Saved data entries:

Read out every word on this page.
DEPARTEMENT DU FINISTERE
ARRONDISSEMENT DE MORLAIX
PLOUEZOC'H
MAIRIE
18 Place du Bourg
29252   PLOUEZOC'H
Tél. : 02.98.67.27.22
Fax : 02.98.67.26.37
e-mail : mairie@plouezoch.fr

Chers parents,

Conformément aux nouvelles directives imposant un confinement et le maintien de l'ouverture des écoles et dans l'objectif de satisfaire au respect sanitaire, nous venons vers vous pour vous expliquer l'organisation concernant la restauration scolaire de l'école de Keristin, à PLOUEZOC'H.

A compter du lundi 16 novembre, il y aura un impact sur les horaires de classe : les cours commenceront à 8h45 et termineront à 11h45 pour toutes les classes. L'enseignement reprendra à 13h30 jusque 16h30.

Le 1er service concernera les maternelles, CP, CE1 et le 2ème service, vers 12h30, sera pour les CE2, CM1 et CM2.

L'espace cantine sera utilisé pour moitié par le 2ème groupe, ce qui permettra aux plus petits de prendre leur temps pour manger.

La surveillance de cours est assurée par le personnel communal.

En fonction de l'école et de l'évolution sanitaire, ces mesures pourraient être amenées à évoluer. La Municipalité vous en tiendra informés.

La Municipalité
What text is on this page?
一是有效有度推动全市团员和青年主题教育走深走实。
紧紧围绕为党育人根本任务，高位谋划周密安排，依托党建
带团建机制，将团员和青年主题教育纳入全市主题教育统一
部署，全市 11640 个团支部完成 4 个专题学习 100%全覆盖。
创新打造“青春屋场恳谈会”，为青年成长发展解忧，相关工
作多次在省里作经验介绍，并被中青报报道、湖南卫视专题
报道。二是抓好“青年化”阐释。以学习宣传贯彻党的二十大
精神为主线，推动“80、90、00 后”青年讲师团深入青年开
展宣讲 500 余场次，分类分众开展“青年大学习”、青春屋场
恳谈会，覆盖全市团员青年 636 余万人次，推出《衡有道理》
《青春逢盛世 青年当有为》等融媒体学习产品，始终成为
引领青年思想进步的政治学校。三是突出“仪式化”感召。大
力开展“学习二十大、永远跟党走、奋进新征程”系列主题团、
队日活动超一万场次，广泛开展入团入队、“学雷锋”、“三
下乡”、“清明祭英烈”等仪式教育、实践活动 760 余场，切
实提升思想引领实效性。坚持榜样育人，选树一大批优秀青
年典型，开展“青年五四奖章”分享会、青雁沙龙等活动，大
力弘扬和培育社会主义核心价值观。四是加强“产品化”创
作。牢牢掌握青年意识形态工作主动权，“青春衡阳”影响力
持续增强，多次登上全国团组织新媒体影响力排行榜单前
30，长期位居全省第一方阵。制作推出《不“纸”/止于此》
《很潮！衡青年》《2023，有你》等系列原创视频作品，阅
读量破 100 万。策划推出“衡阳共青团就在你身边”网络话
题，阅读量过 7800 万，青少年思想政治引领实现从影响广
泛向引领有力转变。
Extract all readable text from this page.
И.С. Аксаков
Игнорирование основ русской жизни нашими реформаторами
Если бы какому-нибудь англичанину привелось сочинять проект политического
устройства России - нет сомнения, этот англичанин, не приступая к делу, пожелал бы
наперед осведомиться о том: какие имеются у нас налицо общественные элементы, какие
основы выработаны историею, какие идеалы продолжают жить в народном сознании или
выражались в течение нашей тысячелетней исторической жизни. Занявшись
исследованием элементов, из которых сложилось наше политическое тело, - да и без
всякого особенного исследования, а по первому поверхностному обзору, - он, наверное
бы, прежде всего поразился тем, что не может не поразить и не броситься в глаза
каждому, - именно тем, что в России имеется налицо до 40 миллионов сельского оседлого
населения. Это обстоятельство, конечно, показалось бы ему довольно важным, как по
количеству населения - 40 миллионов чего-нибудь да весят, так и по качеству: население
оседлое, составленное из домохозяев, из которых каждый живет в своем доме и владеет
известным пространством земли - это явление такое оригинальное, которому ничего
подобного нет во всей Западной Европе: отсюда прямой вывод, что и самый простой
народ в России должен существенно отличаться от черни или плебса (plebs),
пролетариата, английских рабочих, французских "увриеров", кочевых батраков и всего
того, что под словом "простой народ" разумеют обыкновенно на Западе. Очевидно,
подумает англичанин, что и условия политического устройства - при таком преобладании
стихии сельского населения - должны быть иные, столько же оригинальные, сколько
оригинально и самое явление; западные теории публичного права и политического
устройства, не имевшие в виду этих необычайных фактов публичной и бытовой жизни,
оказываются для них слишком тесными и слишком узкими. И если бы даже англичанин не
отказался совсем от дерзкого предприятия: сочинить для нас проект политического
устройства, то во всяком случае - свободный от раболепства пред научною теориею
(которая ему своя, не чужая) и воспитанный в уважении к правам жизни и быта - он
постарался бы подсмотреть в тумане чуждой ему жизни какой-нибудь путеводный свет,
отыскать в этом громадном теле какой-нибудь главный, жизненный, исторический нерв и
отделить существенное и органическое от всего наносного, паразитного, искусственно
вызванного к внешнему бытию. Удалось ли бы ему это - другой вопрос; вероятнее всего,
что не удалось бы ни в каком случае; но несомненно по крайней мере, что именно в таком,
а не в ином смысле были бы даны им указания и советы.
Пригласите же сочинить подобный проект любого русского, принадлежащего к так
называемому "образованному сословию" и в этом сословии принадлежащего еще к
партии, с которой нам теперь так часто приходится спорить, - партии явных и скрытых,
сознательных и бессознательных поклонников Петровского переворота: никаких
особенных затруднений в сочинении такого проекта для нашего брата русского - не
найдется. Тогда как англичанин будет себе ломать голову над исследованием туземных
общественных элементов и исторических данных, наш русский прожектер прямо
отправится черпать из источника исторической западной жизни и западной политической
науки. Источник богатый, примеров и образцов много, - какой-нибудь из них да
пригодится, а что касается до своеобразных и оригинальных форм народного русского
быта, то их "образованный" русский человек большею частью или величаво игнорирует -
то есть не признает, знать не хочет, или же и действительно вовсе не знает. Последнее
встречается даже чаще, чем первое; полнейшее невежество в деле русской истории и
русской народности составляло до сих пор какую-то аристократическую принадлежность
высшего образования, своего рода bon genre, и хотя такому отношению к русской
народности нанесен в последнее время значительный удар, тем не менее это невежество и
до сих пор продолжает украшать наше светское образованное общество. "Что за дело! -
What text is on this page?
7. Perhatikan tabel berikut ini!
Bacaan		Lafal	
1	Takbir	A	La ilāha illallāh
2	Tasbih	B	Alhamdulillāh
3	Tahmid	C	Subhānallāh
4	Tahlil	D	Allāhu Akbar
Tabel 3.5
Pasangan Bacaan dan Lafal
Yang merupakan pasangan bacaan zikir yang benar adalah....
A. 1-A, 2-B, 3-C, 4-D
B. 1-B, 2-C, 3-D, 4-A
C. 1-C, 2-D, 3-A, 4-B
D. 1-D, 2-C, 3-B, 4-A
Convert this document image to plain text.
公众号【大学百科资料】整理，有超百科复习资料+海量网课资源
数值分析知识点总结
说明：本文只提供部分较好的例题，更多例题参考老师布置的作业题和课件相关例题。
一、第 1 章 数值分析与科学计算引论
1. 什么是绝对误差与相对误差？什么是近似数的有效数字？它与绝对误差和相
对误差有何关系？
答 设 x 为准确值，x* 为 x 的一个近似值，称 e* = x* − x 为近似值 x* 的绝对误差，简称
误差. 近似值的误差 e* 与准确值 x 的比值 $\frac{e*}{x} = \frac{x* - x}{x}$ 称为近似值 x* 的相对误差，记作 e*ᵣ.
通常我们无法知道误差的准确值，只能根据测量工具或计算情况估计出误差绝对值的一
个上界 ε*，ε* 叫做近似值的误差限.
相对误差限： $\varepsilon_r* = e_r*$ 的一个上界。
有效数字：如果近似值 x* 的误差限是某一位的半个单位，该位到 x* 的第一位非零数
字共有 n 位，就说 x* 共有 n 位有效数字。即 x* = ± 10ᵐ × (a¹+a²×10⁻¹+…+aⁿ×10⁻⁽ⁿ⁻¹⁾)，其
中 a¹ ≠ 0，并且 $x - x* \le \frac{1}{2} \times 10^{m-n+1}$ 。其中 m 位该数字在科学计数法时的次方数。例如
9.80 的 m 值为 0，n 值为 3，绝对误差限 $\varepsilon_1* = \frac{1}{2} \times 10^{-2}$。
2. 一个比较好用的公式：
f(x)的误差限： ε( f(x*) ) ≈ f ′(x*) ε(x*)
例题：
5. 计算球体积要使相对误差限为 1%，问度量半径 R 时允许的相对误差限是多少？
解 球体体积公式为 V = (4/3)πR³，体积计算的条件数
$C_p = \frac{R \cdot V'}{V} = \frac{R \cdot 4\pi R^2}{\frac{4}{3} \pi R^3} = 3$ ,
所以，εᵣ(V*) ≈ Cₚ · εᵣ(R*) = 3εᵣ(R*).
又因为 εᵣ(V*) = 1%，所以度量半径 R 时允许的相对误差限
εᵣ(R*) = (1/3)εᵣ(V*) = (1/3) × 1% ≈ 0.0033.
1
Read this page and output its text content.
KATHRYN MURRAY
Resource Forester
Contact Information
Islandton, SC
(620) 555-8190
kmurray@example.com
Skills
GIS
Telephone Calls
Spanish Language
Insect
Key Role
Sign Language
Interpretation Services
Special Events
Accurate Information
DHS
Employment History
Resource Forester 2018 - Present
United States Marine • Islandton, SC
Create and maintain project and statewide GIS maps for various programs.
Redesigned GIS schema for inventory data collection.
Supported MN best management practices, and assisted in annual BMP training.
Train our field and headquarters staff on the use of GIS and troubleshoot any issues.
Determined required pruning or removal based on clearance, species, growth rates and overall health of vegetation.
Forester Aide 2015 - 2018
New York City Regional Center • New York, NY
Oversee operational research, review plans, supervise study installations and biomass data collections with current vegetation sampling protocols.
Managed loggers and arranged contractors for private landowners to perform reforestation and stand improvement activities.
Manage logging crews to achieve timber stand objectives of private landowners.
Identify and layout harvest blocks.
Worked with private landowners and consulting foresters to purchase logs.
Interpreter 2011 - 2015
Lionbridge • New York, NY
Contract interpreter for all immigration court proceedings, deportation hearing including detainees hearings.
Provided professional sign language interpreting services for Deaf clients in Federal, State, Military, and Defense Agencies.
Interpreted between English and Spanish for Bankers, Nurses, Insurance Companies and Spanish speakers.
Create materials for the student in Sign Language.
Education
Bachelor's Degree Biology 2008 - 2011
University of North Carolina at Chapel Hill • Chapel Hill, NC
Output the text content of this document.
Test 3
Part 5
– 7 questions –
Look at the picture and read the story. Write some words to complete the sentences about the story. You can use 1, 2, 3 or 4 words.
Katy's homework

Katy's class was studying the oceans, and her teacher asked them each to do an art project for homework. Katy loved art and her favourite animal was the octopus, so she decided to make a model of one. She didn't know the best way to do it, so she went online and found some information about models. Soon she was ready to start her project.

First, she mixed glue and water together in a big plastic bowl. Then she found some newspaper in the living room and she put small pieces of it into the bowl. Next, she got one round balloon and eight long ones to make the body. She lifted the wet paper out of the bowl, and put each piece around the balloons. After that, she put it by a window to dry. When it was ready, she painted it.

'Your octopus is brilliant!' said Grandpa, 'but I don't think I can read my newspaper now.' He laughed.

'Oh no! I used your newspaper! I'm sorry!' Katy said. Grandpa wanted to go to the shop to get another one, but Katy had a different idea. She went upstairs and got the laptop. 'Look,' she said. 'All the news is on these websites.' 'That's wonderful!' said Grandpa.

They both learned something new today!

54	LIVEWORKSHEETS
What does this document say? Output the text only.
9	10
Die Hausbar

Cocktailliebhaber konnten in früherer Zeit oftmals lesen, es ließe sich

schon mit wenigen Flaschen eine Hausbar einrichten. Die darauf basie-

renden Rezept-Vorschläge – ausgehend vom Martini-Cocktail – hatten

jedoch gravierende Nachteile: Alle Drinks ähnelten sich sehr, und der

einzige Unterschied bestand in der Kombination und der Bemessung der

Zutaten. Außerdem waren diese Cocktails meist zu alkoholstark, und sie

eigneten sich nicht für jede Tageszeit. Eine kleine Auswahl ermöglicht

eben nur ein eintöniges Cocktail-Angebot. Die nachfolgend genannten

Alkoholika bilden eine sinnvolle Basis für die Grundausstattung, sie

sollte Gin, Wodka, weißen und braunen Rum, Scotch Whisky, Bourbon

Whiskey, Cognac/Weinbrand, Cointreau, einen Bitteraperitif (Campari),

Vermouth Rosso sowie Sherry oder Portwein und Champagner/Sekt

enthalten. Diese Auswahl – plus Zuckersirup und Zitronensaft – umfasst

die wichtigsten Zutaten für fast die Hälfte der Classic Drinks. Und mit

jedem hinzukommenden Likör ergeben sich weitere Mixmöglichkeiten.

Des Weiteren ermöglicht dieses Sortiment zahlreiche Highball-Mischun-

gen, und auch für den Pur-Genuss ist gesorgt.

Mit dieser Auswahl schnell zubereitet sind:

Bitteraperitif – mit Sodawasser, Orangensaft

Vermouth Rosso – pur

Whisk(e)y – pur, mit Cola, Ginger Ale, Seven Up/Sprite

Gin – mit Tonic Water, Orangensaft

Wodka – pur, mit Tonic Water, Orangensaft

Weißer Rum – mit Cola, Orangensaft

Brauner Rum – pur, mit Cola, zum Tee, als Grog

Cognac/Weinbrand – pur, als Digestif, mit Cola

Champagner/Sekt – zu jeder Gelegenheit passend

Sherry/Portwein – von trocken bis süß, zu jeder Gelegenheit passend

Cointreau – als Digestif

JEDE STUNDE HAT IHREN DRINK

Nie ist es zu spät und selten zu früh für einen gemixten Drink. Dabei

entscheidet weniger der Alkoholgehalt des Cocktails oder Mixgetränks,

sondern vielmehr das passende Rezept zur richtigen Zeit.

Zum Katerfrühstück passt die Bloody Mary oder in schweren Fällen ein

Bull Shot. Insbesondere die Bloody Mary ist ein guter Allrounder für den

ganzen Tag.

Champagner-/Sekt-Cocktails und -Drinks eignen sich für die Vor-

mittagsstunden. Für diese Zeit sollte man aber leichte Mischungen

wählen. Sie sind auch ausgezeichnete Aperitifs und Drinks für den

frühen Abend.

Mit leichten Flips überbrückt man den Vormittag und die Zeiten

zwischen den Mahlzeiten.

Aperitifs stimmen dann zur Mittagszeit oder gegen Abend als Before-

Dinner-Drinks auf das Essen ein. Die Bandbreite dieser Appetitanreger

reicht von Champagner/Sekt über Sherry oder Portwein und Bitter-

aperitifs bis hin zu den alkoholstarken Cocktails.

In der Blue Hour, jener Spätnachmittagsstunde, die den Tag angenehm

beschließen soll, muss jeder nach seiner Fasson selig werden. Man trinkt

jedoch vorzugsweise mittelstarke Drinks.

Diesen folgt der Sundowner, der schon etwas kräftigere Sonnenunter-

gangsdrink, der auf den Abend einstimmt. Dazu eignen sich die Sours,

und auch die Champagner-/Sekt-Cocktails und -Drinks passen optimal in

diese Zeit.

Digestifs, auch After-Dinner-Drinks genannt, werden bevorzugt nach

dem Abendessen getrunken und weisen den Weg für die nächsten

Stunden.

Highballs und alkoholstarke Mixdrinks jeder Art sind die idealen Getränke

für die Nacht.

■ OBJECTIVE ■
Look through the entries above and report the number of lines that contain "даже". Write only the number.

■ FINISHED ANSWER ■
2